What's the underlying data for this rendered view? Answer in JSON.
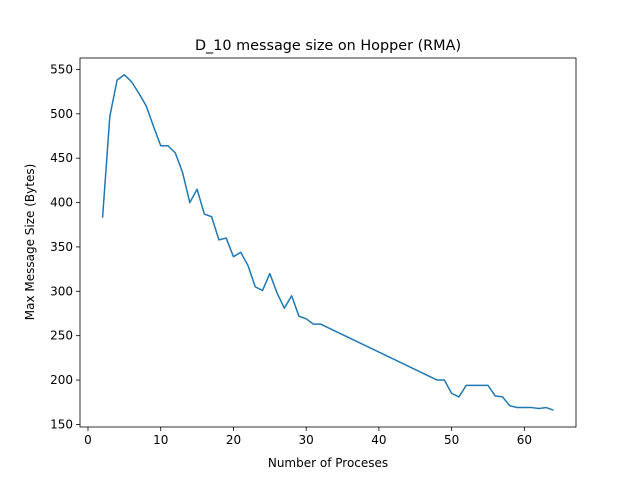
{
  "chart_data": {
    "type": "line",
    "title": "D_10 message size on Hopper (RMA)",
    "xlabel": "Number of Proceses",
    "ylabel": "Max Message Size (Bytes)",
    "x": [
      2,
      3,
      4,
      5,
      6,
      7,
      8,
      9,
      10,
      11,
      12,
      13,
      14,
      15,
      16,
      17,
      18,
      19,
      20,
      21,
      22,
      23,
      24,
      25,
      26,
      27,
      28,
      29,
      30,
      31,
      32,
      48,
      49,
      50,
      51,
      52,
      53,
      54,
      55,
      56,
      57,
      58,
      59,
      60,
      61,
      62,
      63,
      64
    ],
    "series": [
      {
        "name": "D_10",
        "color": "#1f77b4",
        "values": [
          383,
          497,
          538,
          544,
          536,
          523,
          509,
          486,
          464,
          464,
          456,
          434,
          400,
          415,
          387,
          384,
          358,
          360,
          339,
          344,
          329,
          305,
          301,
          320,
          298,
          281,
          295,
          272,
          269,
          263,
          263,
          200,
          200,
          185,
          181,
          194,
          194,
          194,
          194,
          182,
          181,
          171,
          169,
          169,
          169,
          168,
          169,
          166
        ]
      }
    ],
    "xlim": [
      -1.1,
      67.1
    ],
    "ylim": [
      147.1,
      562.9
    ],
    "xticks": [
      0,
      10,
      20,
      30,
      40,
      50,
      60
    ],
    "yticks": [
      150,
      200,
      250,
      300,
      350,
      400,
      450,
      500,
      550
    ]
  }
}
__________________________________________________
*EXERCISE INSTRUCTIONS*
Pictures stay out; reproduce every line of the records exactly.

*RESULT OF THE TASK*
What's the underlying data for this rendered view? Answer in JSON.
{
  "chart_data": {
    "type": "line",
    "title": "D_10 message size on Hopper (RMA)",
    "xlabel": "Number of Proceses",
    "ylabel": "Max Message Size (Bytes)",
    "x": [
      2,
      3,
      4,
      5,
      6,
      7,
      8,
      9,
      10,
      11,
      12,
      13,
      14,
      15,
      16,
      17,
      18,
      19,
      20,
      21,
      22,
      23,
      24,
      25,
      26,
      27,
      28,
      29,
      30,
      31,
      32,
      48,
      49,
      50,
      51,
      52,
      53,
      54,
      55,
      56,
      57,
      58,
      59,
      60,
      61,
      62,
      63,
      64
    ],
    "series": [
      {
        "name": "D_10",
        "color": "#1f77b4",
        "values": [
          383,
          497,
          538,
          544,
          536,
          523,
          509,
          486,
          464,
          464,
          456,
          434,
          400,
          415,
          387,
          384,
          358,
          360,
          339,
          344,
          329,
          305,
          301,
          320,
          298,
          281,
          295,
          272,
          269,
          263,
          263,
          200,
          200,
          185,
          181,
          194,
          194,
          194,
          194,
          182,
          181,
          171,
          169,
          169,
          169,
          168,
          169,
          166
        ]
      }
    ],
    "xlim": [
      -1.1,
      67.1
    ],
    "ylim": [
      147.1,
      562.9
    ],
    "xticks": [
      0,
      10,
      20,
      30,
      40,
      50,
      60
    ],
    "yticks": [
      150,
      200,
      250,
      300,
      350,
      400,
      450,
      500,
      550
    ]
  }
}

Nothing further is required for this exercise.